| WHAT YOU WILL DO |
Please pick out every line of the material that contains the string "annotation" and copy each one in full.

| RECORDS SUPPLIED |

■ ■ ■ ■ ■

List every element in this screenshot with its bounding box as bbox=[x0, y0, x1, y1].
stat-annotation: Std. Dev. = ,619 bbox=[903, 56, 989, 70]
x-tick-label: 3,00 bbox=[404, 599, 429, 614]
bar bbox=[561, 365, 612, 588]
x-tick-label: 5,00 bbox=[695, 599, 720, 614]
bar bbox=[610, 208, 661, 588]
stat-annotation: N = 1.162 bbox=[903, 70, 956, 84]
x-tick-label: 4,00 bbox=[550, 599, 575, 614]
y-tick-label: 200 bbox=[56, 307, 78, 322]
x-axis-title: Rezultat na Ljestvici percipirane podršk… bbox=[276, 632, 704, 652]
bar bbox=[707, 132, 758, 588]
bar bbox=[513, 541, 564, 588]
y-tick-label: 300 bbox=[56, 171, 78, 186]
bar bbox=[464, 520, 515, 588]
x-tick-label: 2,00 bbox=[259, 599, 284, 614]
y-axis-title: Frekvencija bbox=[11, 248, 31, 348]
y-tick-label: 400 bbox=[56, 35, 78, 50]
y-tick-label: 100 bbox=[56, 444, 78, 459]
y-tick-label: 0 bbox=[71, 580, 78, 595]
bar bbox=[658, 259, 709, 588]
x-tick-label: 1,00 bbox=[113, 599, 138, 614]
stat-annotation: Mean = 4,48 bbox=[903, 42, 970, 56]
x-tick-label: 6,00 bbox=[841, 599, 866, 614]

■ ■ ■ ■ ■

| EXPECTED ANSWER |
stat-annotation: Std. Dev. = ,619 bbox=[903, 56, 989, 70]
stat-annotation: N = 1.162 bbox=[903, 70, 956, 84]
stat-annotation: Mean = 4,48 bbox=[903, 42, 970, 56]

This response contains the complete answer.